Content starts

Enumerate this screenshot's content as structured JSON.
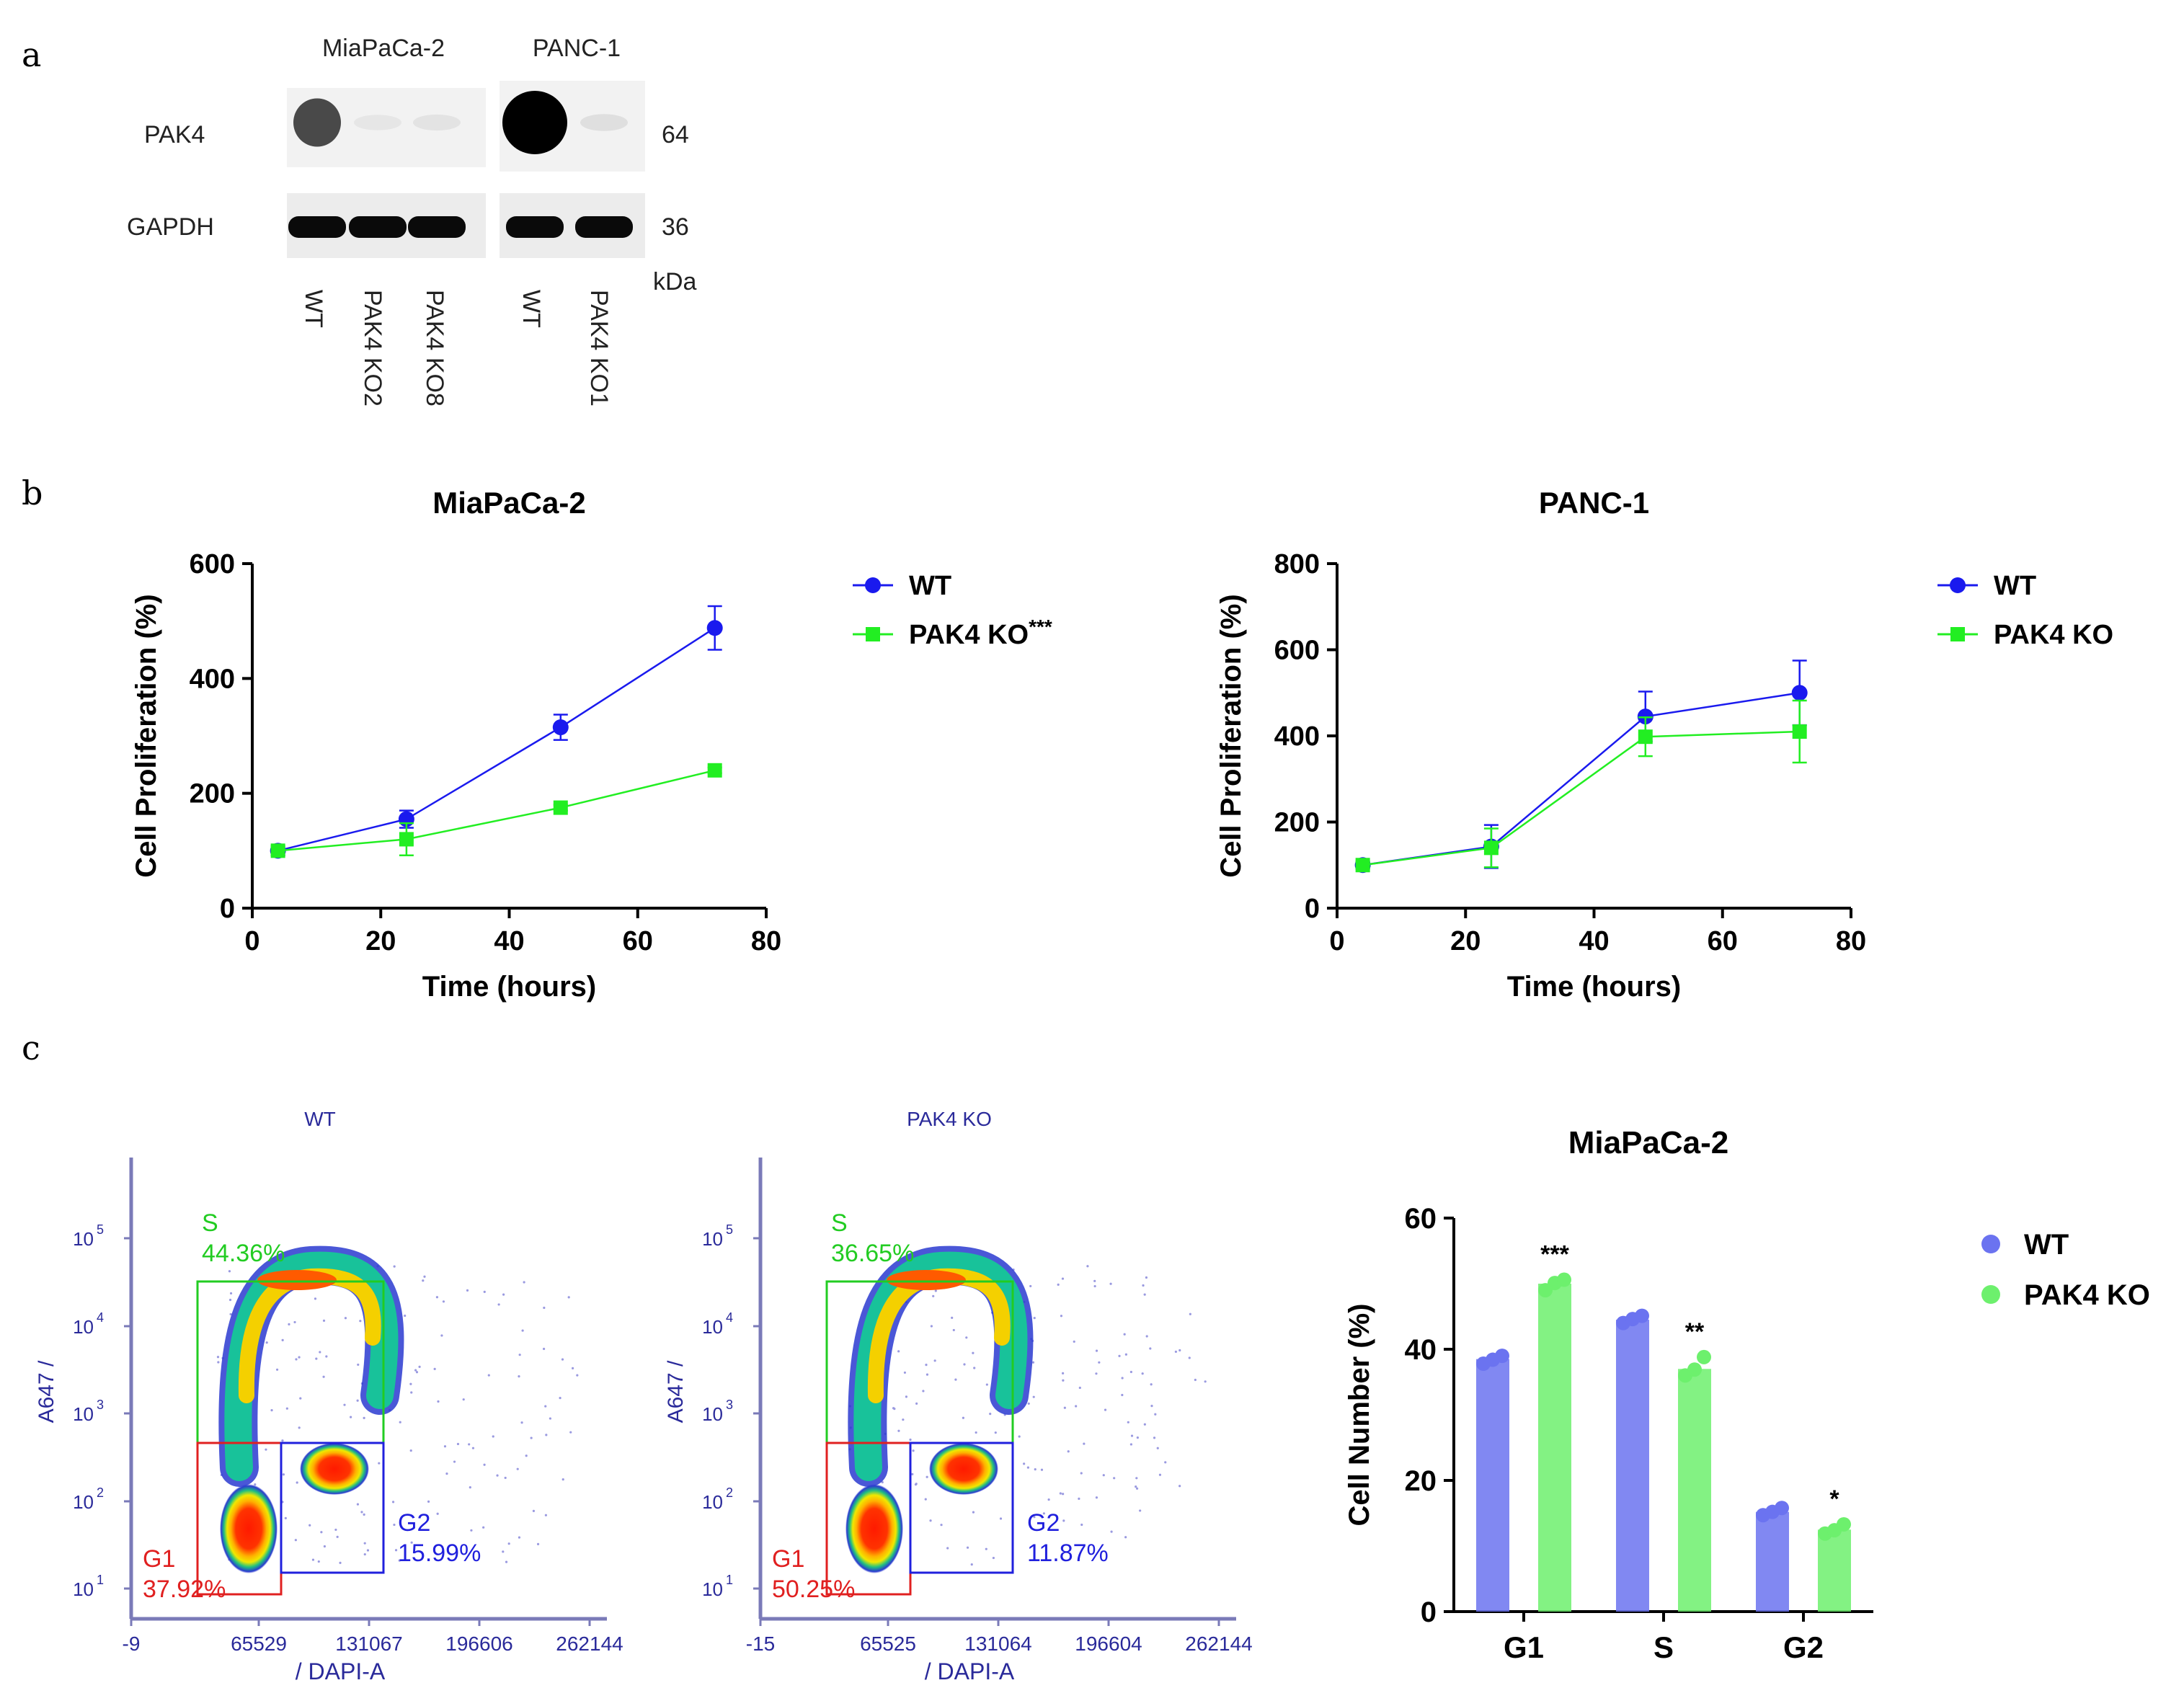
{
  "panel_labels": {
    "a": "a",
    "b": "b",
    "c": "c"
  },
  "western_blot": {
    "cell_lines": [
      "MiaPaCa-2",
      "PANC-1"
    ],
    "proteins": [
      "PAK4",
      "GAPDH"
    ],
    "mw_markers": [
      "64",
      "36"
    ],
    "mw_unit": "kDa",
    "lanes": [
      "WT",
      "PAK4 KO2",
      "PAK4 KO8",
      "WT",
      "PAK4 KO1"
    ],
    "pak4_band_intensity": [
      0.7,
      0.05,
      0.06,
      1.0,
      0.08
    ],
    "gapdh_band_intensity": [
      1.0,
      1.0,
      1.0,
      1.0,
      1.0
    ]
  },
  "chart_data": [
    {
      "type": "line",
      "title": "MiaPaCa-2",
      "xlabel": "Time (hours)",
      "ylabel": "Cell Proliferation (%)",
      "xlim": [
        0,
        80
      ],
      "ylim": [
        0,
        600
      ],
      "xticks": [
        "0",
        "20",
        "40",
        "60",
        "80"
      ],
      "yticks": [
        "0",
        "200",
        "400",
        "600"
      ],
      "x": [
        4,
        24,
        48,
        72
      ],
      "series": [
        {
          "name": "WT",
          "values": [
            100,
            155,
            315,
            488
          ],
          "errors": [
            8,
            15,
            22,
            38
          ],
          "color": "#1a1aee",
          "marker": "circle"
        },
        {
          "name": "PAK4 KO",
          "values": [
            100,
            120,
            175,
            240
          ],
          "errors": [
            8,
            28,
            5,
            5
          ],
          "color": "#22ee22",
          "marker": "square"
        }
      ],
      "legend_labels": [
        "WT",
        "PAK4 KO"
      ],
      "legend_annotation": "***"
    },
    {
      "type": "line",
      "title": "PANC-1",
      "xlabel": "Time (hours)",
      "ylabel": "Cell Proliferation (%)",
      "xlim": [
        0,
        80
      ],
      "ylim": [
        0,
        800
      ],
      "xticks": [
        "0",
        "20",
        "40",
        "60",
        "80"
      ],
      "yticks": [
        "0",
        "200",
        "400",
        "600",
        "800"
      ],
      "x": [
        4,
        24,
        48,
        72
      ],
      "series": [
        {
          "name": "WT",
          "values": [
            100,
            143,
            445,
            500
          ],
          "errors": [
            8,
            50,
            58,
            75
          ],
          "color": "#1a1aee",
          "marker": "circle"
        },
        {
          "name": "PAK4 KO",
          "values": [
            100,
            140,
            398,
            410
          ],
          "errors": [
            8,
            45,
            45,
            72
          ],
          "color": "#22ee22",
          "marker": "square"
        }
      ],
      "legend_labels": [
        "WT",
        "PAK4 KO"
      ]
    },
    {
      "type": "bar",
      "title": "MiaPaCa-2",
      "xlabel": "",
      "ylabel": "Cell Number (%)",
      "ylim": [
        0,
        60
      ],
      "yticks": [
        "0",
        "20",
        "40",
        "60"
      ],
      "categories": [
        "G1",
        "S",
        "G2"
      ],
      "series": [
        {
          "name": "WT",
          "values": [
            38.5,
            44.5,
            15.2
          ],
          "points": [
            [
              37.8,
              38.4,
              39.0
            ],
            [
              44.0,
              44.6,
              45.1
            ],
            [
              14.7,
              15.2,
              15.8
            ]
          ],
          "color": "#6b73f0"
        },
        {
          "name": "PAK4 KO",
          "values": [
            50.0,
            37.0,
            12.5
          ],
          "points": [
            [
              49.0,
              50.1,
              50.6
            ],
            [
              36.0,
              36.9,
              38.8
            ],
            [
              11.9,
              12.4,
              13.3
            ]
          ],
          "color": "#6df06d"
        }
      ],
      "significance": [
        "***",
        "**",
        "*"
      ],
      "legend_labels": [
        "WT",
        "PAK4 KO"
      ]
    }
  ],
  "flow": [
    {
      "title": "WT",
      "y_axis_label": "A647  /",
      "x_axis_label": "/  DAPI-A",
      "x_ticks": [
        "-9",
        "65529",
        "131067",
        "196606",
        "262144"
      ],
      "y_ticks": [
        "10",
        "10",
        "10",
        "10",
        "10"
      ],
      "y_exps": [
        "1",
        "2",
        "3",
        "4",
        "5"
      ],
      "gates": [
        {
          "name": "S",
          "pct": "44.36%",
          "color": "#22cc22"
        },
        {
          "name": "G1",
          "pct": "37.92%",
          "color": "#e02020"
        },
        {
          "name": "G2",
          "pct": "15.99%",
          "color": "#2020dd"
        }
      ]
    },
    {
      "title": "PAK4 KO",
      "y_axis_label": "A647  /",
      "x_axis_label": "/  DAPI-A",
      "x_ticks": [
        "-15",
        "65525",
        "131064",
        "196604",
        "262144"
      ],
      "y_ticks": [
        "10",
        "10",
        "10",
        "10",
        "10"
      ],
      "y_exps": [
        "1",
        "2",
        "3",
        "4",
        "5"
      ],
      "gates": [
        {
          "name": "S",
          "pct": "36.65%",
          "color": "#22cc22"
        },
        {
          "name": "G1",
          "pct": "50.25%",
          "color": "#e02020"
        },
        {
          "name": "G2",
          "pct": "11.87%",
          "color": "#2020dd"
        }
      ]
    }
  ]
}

Content ends
Content starts

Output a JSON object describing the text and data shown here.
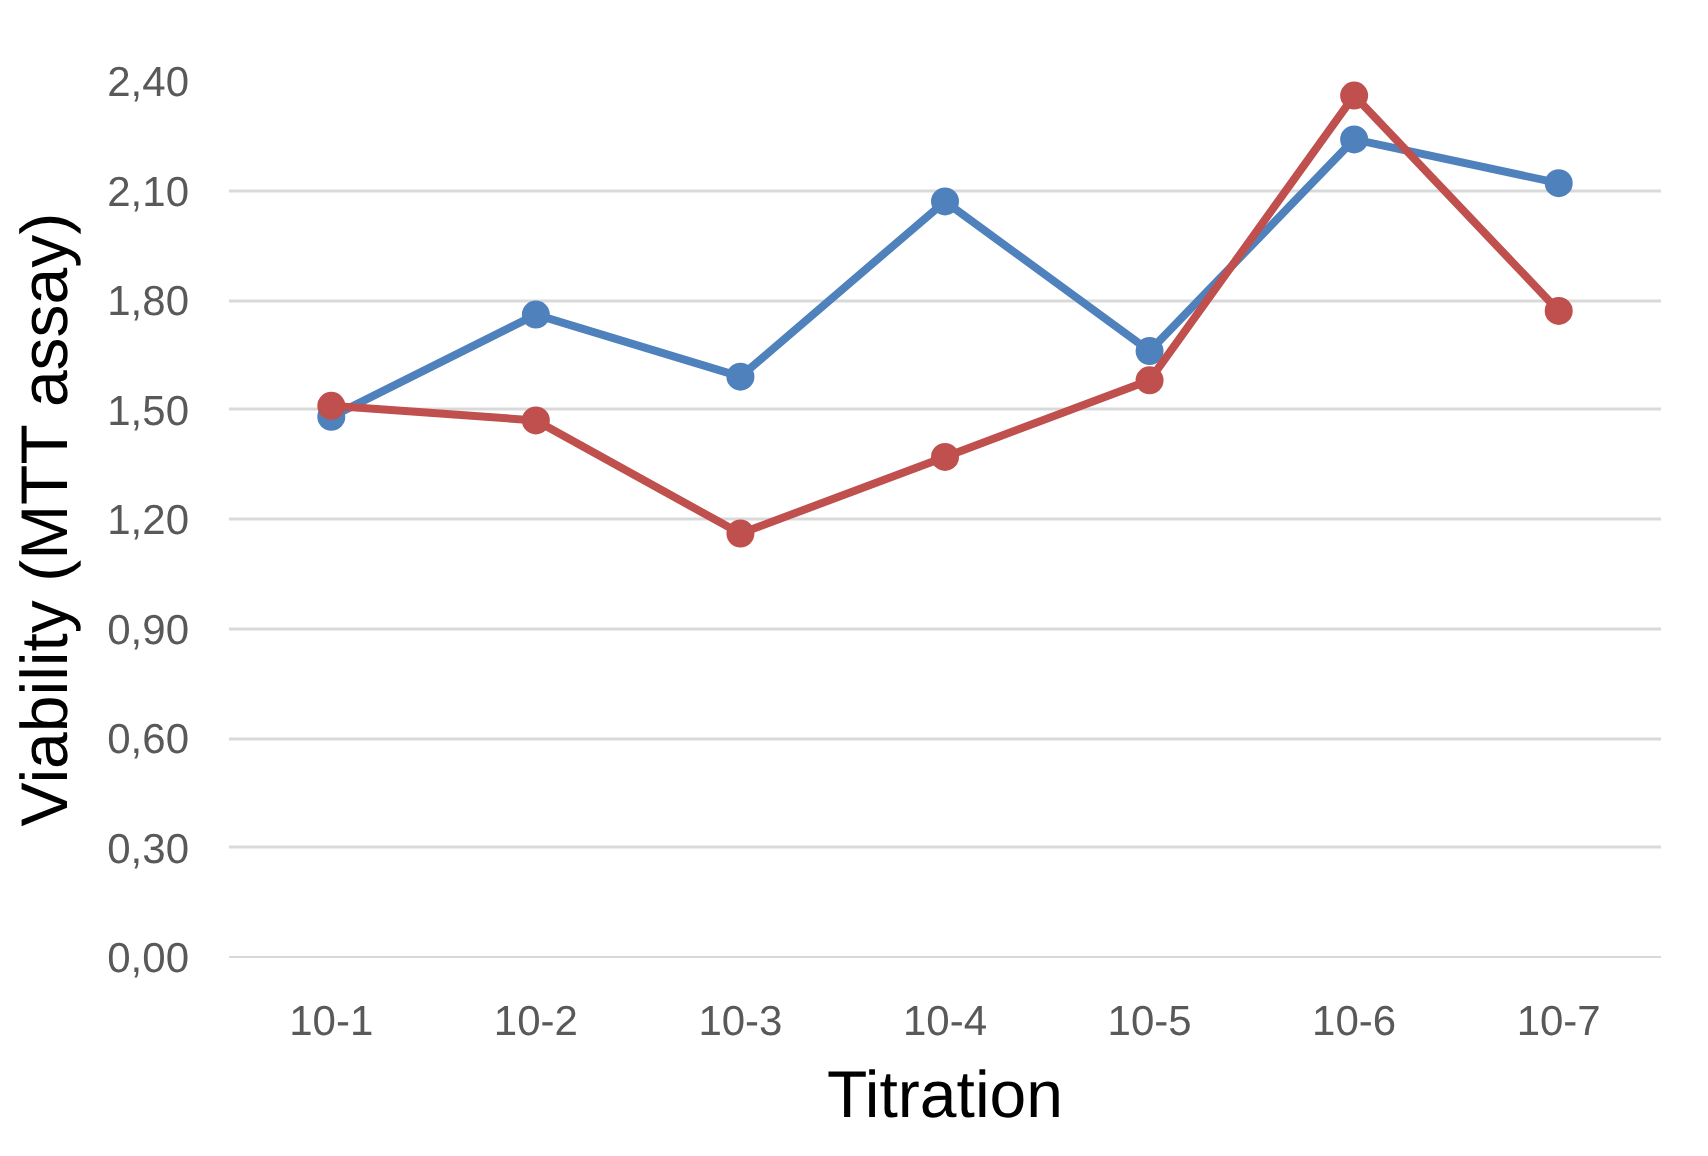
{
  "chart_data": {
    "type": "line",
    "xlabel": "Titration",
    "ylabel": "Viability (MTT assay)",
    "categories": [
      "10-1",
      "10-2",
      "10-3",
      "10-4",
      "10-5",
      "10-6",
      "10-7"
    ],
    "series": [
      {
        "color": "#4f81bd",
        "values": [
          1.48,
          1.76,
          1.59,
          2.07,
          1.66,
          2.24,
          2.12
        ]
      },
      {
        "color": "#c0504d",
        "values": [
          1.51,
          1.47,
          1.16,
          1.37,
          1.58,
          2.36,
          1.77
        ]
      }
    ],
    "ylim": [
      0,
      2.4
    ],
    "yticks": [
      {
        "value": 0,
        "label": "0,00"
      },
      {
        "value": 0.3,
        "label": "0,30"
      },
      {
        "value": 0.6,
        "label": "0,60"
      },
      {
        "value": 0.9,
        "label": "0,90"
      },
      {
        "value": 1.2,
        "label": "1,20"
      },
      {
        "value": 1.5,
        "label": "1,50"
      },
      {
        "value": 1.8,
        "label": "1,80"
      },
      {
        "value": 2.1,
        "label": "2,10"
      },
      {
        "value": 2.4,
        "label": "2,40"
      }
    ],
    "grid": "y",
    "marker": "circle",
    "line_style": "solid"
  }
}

Content ends

- _Action item_:
Your answer should be a single number: the count of lines in the records that contain "title".

- _Problem solution_:
5